--- Start Listed entries ---

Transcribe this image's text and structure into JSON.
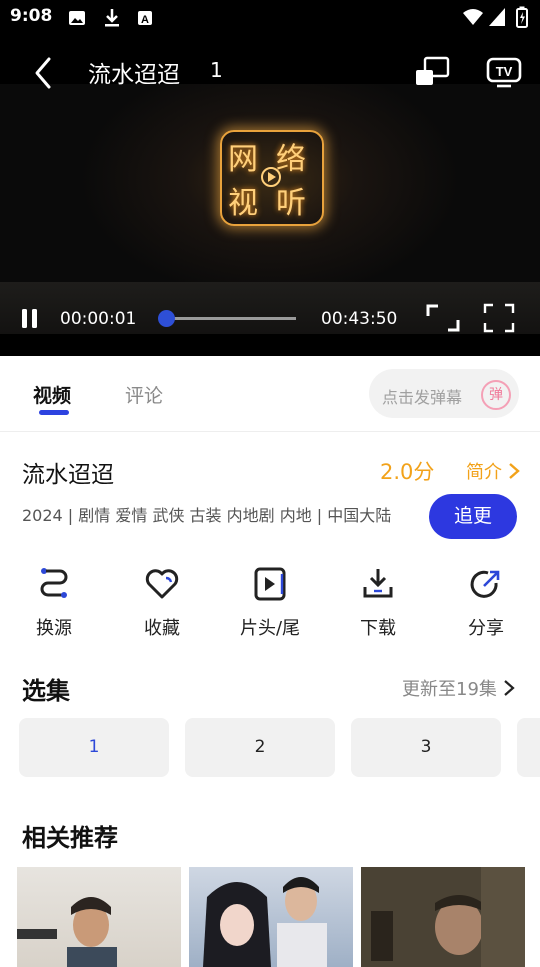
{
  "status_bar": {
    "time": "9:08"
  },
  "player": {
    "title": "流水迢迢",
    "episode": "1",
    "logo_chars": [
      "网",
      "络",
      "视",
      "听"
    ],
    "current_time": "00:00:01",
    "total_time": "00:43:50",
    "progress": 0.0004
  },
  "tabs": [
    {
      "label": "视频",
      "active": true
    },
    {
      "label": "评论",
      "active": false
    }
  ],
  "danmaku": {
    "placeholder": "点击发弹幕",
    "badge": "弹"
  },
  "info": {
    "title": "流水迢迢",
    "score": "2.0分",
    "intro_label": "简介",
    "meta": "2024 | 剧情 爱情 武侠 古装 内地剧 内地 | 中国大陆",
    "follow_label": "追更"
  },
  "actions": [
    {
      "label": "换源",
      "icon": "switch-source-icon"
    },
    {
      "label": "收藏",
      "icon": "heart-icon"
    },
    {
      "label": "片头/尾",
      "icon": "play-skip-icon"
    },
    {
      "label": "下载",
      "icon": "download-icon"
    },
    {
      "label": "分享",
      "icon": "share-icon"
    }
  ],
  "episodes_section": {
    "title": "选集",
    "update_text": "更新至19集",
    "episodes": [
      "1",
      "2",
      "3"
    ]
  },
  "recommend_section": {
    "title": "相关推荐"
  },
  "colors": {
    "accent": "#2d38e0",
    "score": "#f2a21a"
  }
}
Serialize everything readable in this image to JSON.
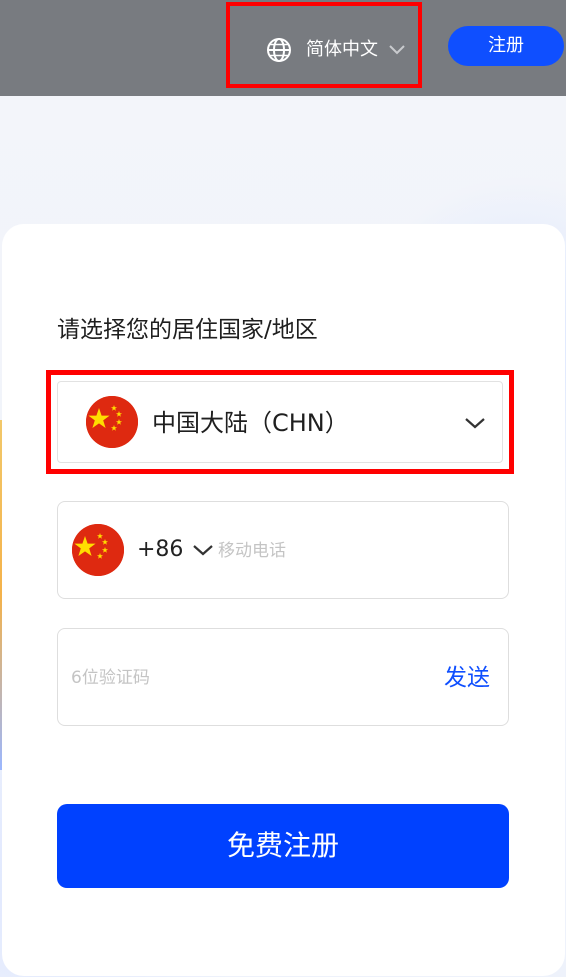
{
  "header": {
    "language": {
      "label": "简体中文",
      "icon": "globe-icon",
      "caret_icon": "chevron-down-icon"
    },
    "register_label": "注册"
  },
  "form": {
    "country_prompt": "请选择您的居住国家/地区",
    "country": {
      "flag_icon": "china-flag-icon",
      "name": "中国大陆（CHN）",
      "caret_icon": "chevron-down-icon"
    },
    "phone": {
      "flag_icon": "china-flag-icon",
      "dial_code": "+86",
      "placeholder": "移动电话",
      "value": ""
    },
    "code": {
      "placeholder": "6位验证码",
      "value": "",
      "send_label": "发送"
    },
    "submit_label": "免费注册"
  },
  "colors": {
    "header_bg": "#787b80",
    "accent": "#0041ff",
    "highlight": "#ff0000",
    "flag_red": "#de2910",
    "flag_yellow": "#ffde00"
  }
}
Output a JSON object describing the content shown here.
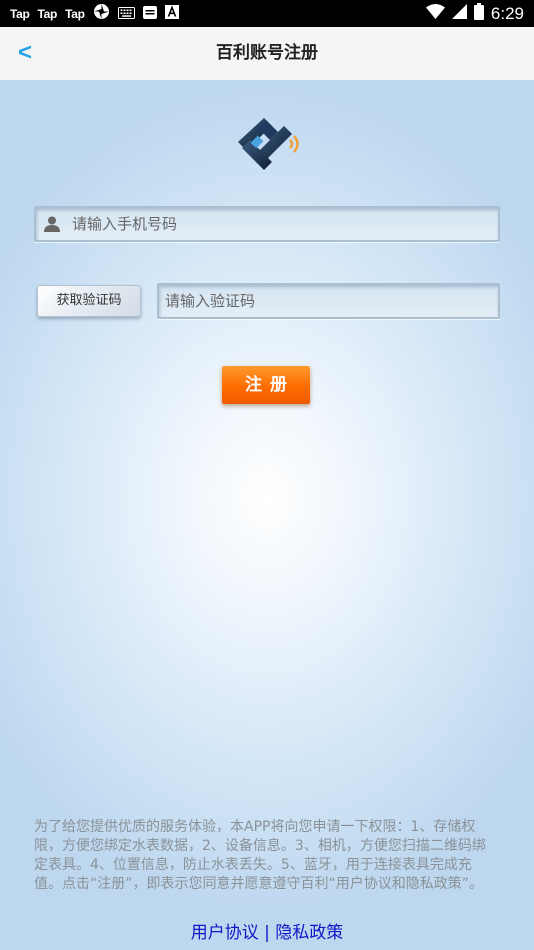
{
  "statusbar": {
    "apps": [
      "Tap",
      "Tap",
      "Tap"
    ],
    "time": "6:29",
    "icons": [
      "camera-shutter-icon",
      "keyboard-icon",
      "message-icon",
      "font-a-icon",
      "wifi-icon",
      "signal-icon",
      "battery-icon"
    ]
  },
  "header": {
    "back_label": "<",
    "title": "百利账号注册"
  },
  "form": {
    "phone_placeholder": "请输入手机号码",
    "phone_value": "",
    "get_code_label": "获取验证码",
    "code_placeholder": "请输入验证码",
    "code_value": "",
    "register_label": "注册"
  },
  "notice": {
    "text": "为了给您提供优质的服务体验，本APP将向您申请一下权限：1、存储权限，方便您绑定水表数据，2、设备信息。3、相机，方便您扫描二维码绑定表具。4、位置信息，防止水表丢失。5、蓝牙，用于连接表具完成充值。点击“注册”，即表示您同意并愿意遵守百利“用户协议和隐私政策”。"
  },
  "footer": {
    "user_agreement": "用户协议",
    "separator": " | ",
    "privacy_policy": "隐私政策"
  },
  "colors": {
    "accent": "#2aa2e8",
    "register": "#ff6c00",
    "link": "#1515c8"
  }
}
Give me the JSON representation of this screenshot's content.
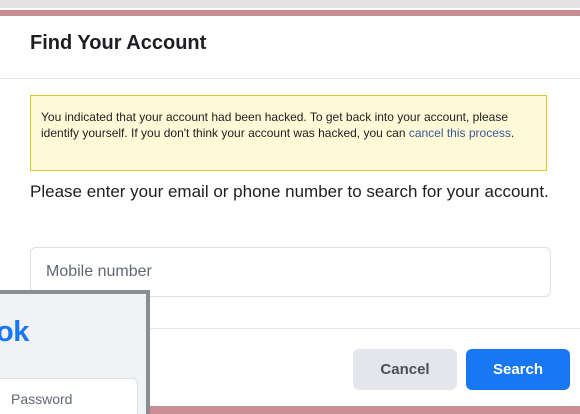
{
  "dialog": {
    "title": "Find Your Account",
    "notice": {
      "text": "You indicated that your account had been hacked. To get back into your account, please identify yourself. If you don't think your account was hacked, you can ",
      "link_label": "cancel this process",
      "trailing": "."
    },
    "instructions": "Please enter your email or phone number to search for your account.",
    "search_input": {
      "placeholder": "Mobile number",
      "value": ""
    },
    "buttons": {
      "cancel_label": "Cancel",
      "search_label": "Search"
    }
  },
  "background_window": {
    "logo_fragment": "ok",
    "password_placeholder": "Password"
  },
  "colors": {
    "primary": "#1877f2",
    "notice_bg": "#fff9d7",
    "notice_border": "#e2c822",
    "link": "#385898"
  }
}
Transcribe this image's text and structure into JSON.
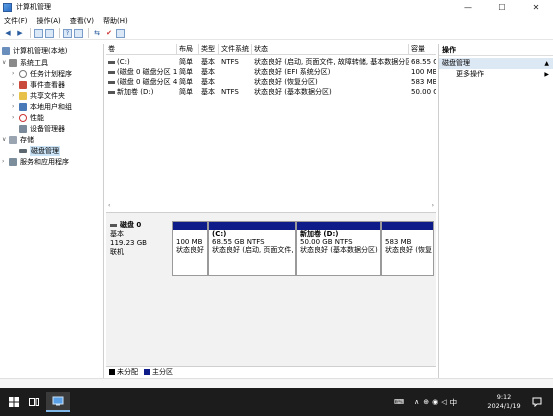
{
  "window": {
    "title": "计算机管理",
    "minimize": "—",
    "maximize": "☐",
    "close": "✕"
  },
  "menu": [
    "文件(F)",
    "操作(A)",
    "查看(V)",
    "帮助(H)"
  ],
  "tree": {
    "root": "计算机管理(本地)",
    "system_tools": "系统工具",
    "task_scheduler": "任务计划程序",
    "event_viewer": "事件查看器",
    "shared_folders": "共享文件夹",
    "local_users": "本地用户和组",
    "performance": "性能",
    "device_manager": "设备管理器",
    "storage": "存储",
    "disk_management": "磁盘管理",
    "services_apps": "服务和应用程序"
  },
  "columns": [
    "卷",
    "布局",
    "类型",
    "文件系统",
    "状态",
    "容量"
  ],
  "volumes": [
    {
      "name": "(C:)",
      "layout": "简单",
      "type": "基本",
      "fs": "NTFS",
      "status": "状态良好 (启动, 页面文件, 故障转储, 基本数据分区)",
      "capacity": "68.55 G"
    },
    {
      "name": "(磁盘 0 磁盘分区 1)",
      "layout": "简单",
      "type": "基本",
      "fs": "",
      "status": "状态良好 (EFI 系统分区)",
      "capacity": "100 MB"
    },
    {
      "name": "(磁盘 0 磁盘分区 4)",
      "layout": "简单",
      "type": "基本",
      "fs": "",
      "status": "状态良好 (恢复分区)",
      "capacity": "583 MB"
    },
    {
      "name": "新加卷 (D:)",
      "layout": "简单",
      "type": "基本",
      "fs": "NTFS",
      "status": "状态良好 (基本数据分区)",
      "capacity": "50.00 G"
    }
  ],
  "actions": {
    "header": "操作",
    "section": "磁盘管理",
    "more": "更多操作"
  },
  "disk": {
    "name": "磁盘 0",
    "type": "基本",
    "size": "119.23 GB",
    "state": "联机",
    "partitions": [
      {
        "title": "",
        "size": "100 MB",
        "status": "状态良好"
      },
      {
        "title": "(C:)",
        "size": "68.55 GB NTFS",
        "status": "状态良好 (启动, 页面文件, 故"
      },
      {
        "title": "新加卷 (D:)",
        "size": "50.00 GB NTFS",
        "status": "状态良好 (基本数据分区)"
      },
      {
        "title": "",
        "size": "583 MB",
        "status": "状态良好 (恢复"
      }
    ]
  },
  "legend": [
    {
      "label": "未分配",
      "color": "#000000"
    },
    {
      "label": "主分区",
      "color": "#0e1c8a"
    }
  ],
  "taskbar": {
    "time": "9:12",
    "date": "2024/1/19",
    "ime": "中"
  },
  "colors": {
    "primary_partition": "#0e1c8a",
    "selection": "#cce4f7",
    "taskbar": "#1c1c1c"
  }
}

--- End Listed entries ---
--- Start Listed entries ---

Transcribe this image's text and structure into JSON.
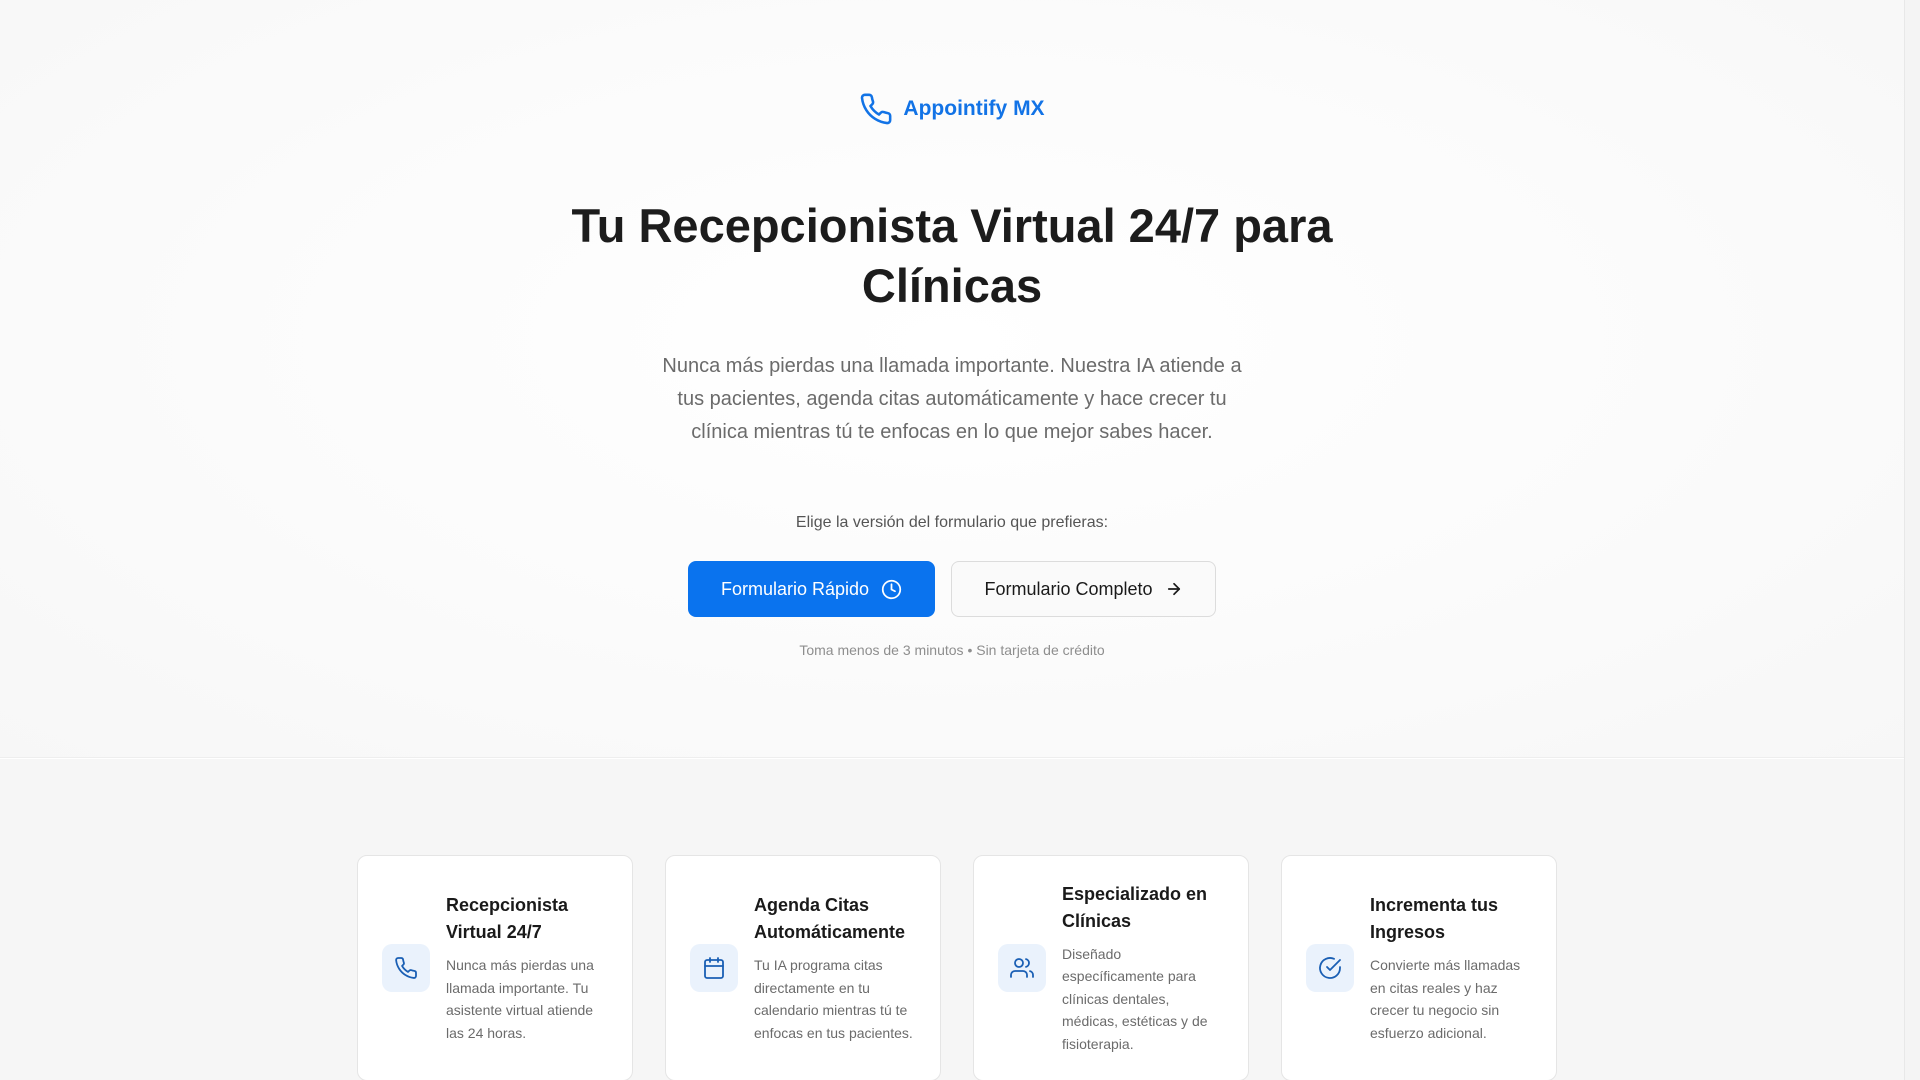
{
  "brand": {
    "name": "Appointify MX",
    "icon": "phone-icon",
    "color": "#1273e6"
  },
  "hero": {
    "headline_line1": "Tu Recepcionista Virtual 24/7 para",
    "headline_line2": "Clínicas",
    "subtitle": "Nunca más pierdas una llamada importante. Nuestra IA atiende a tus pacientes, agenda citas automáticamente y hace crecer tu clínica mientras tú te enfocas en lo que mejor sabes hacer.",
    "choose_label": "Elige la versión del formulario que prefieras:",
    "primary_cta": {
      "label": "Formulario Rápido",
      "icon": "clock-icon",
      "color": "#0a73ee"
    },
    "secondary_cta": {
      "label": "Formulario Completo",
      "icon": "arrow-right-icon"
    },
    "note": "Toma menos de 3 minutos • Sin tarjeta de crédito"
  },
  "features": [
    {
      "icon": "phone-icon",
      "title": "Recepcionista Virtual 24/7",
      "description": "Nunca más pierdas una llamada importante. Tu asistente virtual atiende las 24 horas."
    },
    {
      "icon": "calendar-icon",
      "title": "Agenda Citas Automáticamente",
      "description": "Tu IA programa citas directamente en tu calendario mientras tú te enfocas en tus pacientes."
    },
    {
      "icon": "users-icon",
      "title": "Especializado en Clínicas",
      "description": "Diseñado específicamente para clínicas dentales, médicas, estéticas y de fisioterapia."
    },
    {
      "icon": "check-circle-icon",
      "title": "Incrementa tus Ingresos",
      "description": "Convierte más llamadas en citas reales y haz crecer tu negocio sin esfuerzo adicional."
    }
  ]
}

--- End Listed entries ---

→ **Problem statement**: From the material above, copy each line that includes the word "accent".

→ **Answer in full**:
    "accent": "#2d38e0",
    "accent": "#0041ff",
    "accent": "#2aa2e8",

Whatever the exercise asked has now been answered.